DATASET ROWS:

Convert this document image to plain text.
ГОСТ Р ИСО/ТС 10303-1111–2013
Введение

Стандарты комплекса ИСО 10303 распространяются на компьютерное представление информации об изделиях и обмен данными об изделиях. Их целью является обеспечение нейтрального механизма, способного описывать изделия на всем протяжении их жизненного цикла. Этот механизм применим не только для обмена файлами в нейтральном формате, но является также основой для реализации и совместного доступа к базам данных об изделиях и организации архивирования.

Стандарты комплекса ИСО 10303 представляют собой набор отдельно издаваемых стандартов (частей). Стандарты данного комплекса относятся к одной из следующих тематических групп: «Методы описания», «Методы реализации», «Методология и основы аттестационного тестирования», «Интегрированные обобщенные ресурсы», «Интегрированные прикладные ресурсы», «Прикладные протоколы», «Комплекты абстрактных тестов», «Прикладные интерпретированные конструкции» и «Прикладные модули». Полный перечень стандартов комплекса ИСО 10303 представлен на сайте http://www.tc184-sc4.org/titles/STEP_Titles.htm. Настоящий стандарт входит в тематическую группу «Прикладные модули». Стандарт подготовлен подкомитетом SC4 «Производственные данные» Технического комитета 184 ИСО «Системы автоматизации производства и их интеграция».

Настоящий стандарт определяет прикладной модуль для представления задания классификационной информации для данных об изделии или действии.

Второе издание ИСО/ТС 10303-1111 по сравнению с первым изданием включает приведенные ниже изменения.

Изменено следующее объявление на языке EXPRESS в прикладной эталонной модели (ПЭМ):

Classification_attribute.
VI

WRITTEN INSTRUCTION: Write down every line of the data exactly as it appears above.

CORRECT OUTPUT:
Convert this document image to plain text.
ГОСТ Р ИСО/ТС 10303-1111–2013
Введение

Стандарты комплекса ИСО 10303 распространяются на компьютерное представление информации об изделиях и обмен данными об изделиях. Их целью является обеспечение нейтрального механизма, способного описывать изделия на всем протяжении их жизненного цикла. Этот механизм применим не только для обмена файлами в нейтральном формате, но является также основой для реализации и совместного доступа к базам данных об изделиях и организации архивирования.

Стандарты комплекса ИСО 10303 представляют собой набор отдельно издаваемых стандартов (частей). Стандарты данного комплекса относятся к одной из следующих тематических групп: «Методы описания», «Методы реализации», «Методология и основы аттестационного тестирования», «Интегрированные обобщенные ресурсы», «Интегрированные прикладные ресурсы», «Прикладные протоколы», «Комплекты абстрактных тестов», «Прикладные интерпретированные конструкции» и «Прикладные модули». Полный перечень стандартов комплекса ИСО 10303 представлен на сайте http://www.tc184-sc4.org/titles/STEP_Titles.htm. Настоящий стандарт входит в тематическую группу «Прикладные модули». Стандарт подготовлен подкомитетом SC4 «Производственные данные» Технического комитета 184 ИСО «Системы автоматизации производства и их интеграция».

Настоящий стандарт определяет прикладной модуль для представления задания классификационной информации для данных об изделии или действии.

Второе издание ИСО/ТС 10303-1111 по сравнению с первым изданием включает приведенные ниже изменения.

Изменено следующее объявление на языке EXPRESS в прикладной эталонной модели (ПЭМ):

Classification_attribute.
VI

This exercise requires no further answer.